↓↓↓

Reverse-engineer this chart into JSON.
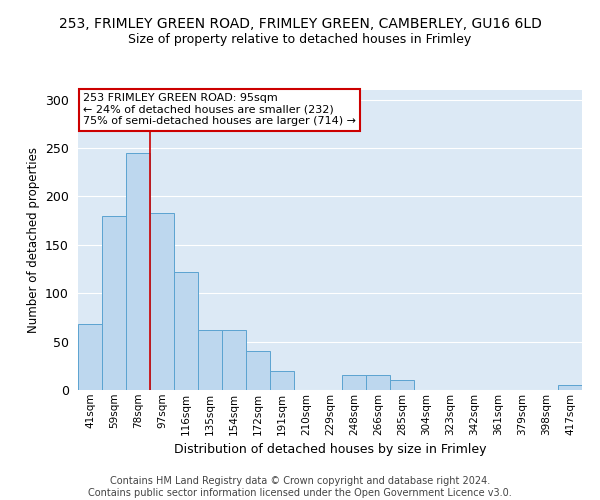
{
  "title_line1": "253, FRIMLEY GREEN ROAD, FRIMLEY GREEN, CAMBERLEY, GU16 6LD",
  "title_line2": "Size of property relative to detached houses in Frimley",
  "xlabel": "Distribution of detached houses by size in Frimley",
  "ylabel": "Number of detached properties",
  "categories": [
    "41sqm",
    "59sqm",
    "78sqm",
    "97sqm",
    "116sqm",
    "135sqm",
    "154sqm",
    "172sqm",
    "191sqm",
    "210sqm",
    "229sqm",
    "248sqm",
    "266sqm",
    "285sqm",
    "304sqm",
    "323sqm",
    "342sqm",
    "361sqm",
    "379sqm",
    "398sqm",
    "417sqm"
  ],
  "values": [
    68,
    180,
    245,
    183,
    122,
    62,
    62,
    40,
    20,
    0,
    0,
    15,
    15,
    10,
    0,
    0,
    0,
    0,
    0,
    0,
    5
  ],
  "bar_color": "#bdd7ee",
  "bar_edge_color": "#5ba3d0",
  "annotation_text": "253 FRIMLEY GREEN ROAD: 95sqm\n← 24% of detached houses are smaller (232)\n75% of semi-detached houses are larger (714) →",
  "annotation_box_color": "#ffffff",
  "annotation_box_edge_color": "#cc0000",
  "vline_color": "#cc0000",
  "vline_x": 2.5,
  "ylim": [
    0,
    310
  ],
  "yticks": [
    0,
    50,
    100,
    150,
    200,
    250,
    300
  ],
  "background_color": "#dce9f5",
  "footer": "Contains HM Land Registry data © Crown copyright and database right 2024.\nContains public sector information licensed under the Open Government Licence v3.0.",
  "title_fontsize": 10,
  "subtitle_fontsize": 9,
  "xlabel_fontsize": 9,
  "ylabel_fontsize": 8.5,
  "footer_fontsize": 7,
  "annotation_fontsize": 8
}
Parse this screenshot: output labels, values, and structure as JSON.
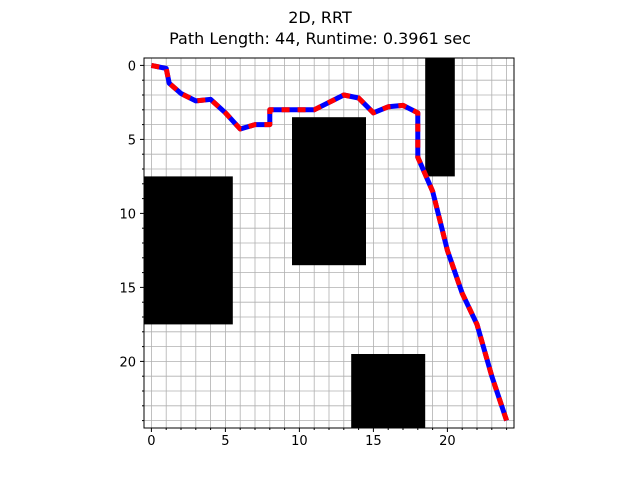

↑↑↑

Print all of the entries word for word. Skip any images they contain.

Reverse-engineer this chart into JSON.
{
  "title_line1": "253, FRIMLEY GREEN ROAD, FRIMLEY GREEN, CAMBERLEY, GU16 6LD",
  "title_line2": "Size of property relative to detached houses in Frimley",
  "xlabel": "Distribution of detached houses by size in Frimley",
  "ylabel": "Number of detached properties",
  "categories": [
    "41sqm",
    "59sqm",
    "78sqm",
    "97sqm",
    "116sqm",
    "135sqm",
    "154sqm",
    "172sqm",
    "191sqm",
    "210sqm",
    "229sqm",
    "248sqm",
    "266sqm",
    "285sqm",
    "304sqm",
    "323sqm",
    "342sqm",
    "361sqm",
    "379sqm",
    "398sqm",
    "417sqm"
  ],
  "values": [
    68,
    180,
    245,
    183,
    122,
    62,
    62,
    40,
    20,
    0,
    0,
    15,
    15,
    10,
    0,
    0,
    0,
    0,
    0,
    0,
    5
  ],
  "bar_color": "#bdd7ee",
  "bar_edge_color": "#5ba3d0",
  "annotation_text": "253 FRIMLEY GREEN ROAD: 95sqm\n← 24% of detached houses are smaller (232)\n75% of semi-detached houses are larger (714) →",
  "annotation_box_color": "#ffffff",
  "annotation_box_edge_color": "#cc0000",
  "vline_color": "#cc0000",
  "vline_x": 2.5,
  "ylim": [
    0,
    310
  ],
  "yticks": [
    0,
    50,
    100,
    150,
    200,
    250,
    300
  ],
  "background_color": "#dce9f5",
  "footer": "Contains HM Land Registry data © Crown copyright and database right 2024.\nContains public sector information licensed under the Open Government Licence v3.0.",
  "title_fontsize": 10,
  "subtitle_fontsize": 9,
  "xlabel_fontsize": 9,
  "ylabel_fontsize": 8.5,
  "footer_fontsize": 7,
  "annotation_fontsize": 8
}
Parse this screenshot: output labels, values, and structure as JSON.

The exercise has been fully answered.